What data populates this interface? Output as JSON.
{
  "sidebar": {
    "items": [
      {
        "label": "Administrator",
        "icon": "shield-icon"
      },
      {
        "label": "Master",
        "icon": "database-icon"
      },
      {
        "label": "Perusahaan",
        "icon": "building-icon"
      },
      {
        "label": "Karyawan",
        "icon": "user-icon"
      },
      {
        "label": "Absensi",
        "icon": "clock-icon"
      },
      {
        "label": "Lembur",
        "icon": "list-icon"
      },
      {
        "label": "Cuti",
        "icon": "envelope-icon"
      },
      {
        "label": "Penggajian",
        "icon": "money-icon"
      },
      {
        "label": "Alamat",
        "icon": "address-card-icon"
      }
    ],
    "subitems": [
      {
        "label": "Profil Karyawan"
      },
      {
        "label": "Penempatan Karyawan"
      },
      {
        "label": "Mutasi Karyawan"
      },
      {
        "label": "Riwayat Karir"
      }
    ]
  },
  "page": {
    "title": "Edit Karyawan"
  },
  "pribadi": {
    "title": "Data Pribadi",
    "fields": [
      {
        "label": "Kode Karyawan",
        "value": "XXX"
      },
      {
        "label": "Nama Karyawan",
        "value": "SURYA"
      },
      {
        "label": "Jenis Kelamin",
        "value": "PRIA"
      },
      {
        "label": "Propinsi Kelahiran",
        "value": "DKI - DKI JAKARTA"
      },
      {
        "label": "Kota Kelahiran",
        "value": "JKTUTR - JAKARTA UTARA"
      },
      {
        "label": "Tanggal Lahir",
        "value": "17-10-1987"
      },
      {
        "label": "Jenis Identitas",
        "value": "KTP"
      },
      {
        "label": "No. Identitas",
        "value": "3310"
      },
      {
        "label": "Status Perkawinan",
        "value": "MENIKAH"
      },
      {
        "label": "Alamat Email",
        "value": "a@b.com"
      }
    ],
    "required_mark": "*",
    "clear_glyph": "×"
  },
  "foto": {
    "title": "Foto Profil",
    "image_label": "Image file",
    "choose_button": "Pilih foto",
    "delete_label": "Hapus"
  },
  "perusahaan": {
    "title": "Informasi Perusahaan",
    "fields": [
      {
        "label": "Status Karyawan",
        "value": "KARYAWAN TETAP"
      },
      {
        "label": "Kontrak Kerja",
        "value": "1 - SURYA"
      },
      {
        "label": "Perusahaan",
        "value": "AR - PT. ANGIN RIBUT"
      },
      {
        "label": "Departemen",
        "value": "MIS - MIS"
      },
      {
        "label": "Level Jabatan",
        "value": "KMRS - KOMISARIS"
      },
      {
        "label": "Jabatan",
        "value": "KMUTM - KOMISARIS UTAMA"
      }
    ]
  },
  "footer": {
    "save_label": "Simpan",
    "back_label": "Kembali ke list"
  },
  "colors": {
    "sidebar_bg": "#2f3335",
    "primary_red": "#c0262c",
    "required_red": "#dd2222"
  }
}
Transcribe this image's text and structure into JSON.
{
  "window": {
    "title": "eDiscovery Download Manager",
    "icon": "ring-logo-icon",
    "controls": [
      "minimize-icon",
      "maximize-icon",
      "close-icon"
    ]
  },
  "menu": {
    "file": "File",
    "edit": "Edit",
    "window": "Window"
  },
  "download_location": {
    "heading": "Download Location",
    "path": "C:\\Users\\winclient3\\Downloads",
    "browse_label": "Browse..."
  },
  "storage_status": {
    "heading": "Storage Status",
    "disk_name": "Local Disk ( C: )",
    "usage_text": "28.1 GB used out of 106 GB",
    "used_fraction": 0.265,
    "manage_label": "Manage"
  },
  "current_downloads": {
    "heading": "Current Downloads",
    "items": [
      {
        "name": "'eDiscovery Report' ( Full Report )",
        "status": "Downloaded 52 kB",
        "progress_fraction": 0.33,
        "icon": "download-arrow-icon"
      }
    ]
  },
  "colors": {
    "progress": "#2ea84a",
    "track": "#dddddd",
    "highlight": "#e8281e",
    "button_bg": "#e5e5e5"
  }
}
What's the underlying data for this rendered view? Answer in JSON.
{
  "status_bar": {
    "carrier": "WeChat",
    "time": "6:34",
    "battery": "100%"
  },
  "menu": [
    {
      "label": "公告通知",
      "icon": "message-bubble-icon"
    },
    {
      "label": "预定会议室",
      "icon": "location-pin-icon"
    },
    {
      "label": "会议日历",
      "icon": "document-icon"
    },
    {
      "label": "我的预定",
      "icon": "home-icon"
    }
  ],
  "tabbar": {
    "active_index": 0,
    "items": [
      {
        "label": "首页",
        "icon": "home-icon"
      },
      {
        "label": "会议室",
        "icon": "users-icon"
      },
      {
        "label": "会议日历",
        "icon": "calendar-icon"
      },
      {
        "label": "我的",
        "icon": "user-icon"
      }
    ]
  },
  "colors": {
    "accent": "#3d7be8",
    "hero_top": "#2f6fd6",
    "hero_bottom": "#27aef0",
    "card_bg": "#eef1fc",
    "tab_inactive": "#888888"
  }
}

========

Repeat the material above in full, exactly as it stands.

What data populates this interface? Output as JSON.
{
  "sidebar": {
    "items": [
      {
        "label": "Administrator",
        "icon": "shield-icon"
      },
      {
        "label": "Master",
        "icon": "database-icon"
      },
      {
        "label": "Perusahaan",
        "icon": "building-icon"
      },
      {
        "label": "Karyawan",
        "icon": "user-icon"
      },
      {
        "label": "Absensi",
        "icon": "clock-icon"
      },
      {
        "label": "Lembur",
        "icon": "list-icon"
      },
      {
        "label": "Cuti",
        "icon": "envelope-icon"
      },
      {
        "label": "Penggajian",
        "icon": "money-icon"
      },
      {
        "label": "Alamat",
        "icon": "address-card-icon"
      }
    ],
    "subitems": [
      {
        "label": "Profil Karyawan"
      },
      {
        "label": "Penempatan Karyawan"
      },
      {
        "label": "Mutasi Karyawan"
      },
      {
        "label": "Riwayat Karir"
      }
    ]
  },
  "page": {
    "title": "Edit Karyawan"
  },
  "pribadi": {
    "title": "Data Pribadi",
    "fields": [
      {
        "label": "Kode Karyawan",
        "value": "XXX"
      },
      {
        "label": "Nama Karyawan",
        "value": "SURYA"
      },
      {
        "label": "Jenis Kelamin",
        "value": "PRIA"
      },
      {
        "label": "Propinsi Kelahiran",
        "value": "DKI - DKI JAKARTA"
      },
      {
        "label": "Kota Kelahiran",
        "value": "JKTUTR - JAKARTA UTARA"
      },
      {
        "label": "Tanggal Lahir",
        "value": "17-10-1987"
      },
      {
        "label": "Jenis Identitas",
        "value": "KTP"
      },
      {
        "label": "No. Identitas",
        "value": "3310"
      },
      {
        "label": "Status Perkawinan",
        "value": "MENIKAH"
      },
      {
        "label": "Alamat Email",
        "value": "a@b.com"
      }
    ],
    "required_mark": "*",
    "clear_glyph": "×"
  },
  "foto": {
    "title": "Foto Profil",
    "image_label": "Image file",
    "choose_button": "Pilih foto",
    "delete_label": "Hapus"
  },
  "perusahaan": {
    "title": "Informasi Perusahaan",
    "fields": [
      {
        "label": "Status Karyawan",
        "value": "KARYAWAN TETAP"
      },
      {
        "label": "Kontrak Kerja",
        "value": "1 - SURYA"
      },
      {
        "label": "Perusahaan",
        "value": "AR - PT. ANGIN RIBUT"
      },
      {
        "label": "Departemen",
        "value": "MIS - MIS"
      },
      {
        "label": "Level Jabatan",
        "value": "KMRS - KOMISARIS"
      },
      {
        "label": "Jabatan",
        "value": "KMUTM - KOMISARIS UTAMA"
      }
    ]
  },
  "footer": {
    "save_label": "Simpan",
    "back_label": "Kembali ke list"
  },
  "colors": {
    "sidebar_bg": "#2f3335",
    "primary_red": "#c0262c",
    "required_red": "#dd2222"
  }
}
Transcribe this image's text and structure into JSON.
{
  "window": {
    "title": "eDiscovery Download Manager",
    "icon": "ring-logo-icon",
    "controls": [
      "minimize-icon",
      "maximize-icon",
      "close-icon"
    ]
  },
  "menu": {
    "file": "File",
    "edit": "Edit",
    "window": "Window"
  },
  "download_location": {
    "heading": "Download Location",
    "path": "C:\\Users\\winclient3\\Downloads",
    "browse_label": "Browse..."
  },
  "storage_status": {
    "heading": "Storage Status",
    "disk_name": "Local Disk ( C: )",
    "usage_text": "28.1 GB used out of 106 GB",
    "used_fraction": 0.265,
    "manage_label": "Manage"
  },
  "current_downloads": {
    "heading": "Current Downloads",
    "items": [
      {
        "name": "'eDiscovery Report' ( Full Report )",
        "status": "Downloaded 52 kB",
        "progress_fraction": 0.33,
        "icon": "download-arrow-icon"
      }
    ]
  },
  "colors": {
    "progress": "#2ea84a",
    "track": "#dddddd",
    "highlight": "#e8281e",
    "button_bg": "#e5e5e5"
  }
}
What's the underlying data for this rendered view? Answer in JSON.
{
  "status_bar": {
    "carrier": "WeChat",
    "time": "6:34",
    "battery": "100%"
  },
  "menu": [
    {
      "label": "公告通知",
      "icon": "message-bubble-icon"
    },
    {
      "label": "预定会议室",
      "icon": "location-pin-icon"
    },
    {
      "label": "会议日历",
      "icon": "document-icon"
    },
    {
      "label": "我的预定",
      "icon": "home-icon"
    }
  ],
  "tabbar": {
    "active_index": 0,
    "items": [
      {
        "label": "首页",
        "icon": "home-icon"
      },
      {
        "label": "会议室",
        "icon": "users-icon"
      },
      {
        "label": "会议日历",
        "icon": "calendar-icon"
      },
      {
        "label": "我的",
        "icon": "user-icon"
      }
    ]
  },
  "colors": {
    "accent": "#3d7be8",
    "hero_top": "#2f6fd6",
    "hero_bottom": "#27aef0",
    "card_bg": "#eef1fc",
    "tab_inactive": "#888888"
  }
}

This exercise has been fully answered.